#### JOB:
Copy each of the entries below faithfully, setting aside any pictures.

#### DATA EXTRACT:
# # #
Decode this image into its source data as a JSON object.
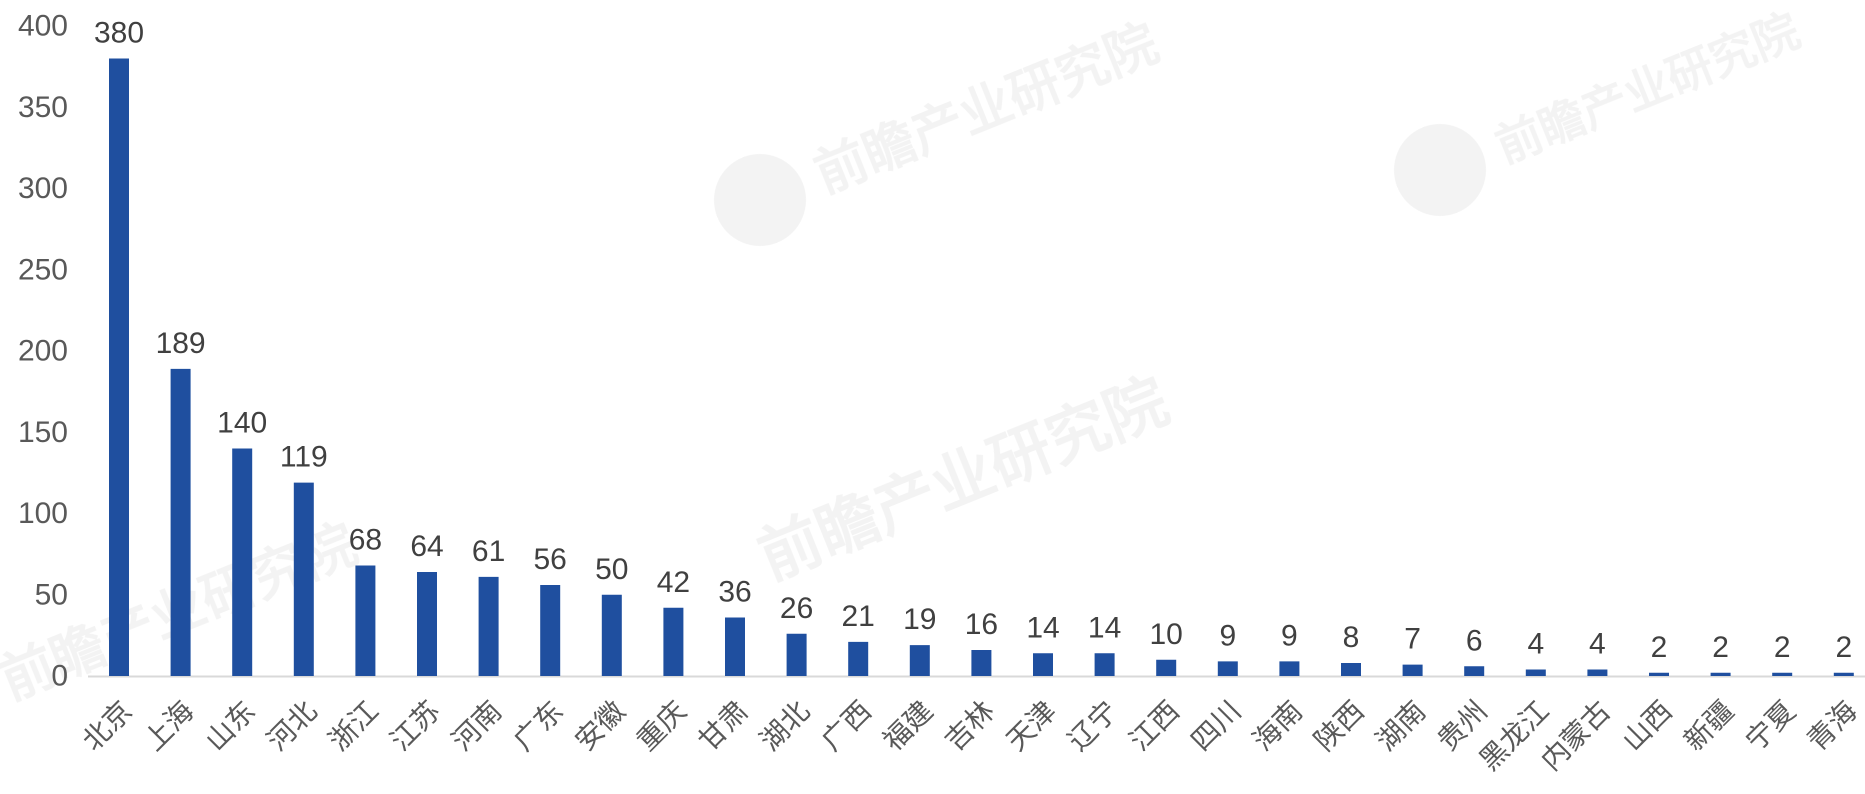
{
  "watermark": {
    "text": "前瞻产业研究院"
  },
  "chart_data": {
    "type": "bar",
    "categories": [
      "北京",
      "上海",
      "山东",
      "河北",
      "浙江",
      "江苏",
      "河南",
      "广东",
      "安徽",
      "重庆",
      "甘肃",
      "湖北",
      "广西",
      "福建",
      "吉林",
      "天津",
      "辽宁",
      "江西",
      "四川",
      "海南",
      "陕西",
      "湖南",
      "贵州",
      "黑龙江",
      "内蒙古",
      "山西",
      "新疆",
      "宁夏",
      "青海"
    ],
    "values": [
      380,
      189,
      140,
      119,
      68,
      64,
      61,
      56,
      50,
      42,
      36,
      26,
      21,
      19,
      16,
      14,
      14,
      10,
      9,
      9,
      8,
      7,
      6,
      4,
      4,
      2,
      2,
      2,
      2
    ],
    "ylim": [
      0,
      400
    ],
    "yticks": [
      0,
      50,
      100,
      150,
      200,
      250,
      300,
      350,
      400
    ],
    "grid": false,
    "legend": "none",
    "data_labels": true,
    "x_label_rotation": "-45deg",
    "colors": {
      "bar": "#1f4f9f",
      "axis_line": "#d9d9d9",
      "tick_label": "#595959",
      "data_label": "#404040",
      "watermark": "#000000"
    }
  }
}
# # #
#### THE REPLY:
Decode this image into its source data as a JSON object.
{
  "watermark": {
    "text": "前瞻产业研究院"
  },
  "chart_data": {
    "type": "bar",
    "categories": [
      "北京",
      "上海",
      "山东",
      "河北",
      "浙江",
      "江苏",
      "河南",
      "广东",
      "安徽",
      "重庆",
      "甘肃",
      "湖北",
      "广西",
      "福建",
      "吉林",
      "天津",
      "辽宁",
      "江西",
      "四川",
      "海南",
      "陕西",
      "湖南",
      "贵州",
      "黑龙江",
      "内蒙古",
      "山西",
      "新疆",
      "宁夏",
      "青海"
    ],
    "values": [
      380,
      189,
      140,
      119,
      68,
      64,
      61,
      56,
      50,
      42,
      36,
      26,
      21,
      19,
      16,
      14,
      14,
      10,
      9,
      9,
      8,
      7,
      6,
      4,
      4,
      2,
      2,
      2,
      2
    ],
    "ylim": [
      0,
      400
    ],
    "yticks": [
      0,
      50,
      100,
      150,
      200,
      250,
      300,
      350,
      400
    ],
    "grid": false,
    "legend": "none",
    "data_labels": true,
    "x_label_rotation": "-45deg",
    "colors": {
      "bar": "#1f4f9f",
      "axis_line": "#d9d9d9",
      "tick_label": "#595959",
      "data_label": "#404040",
      "watermark": "#000000"
    }
  }
}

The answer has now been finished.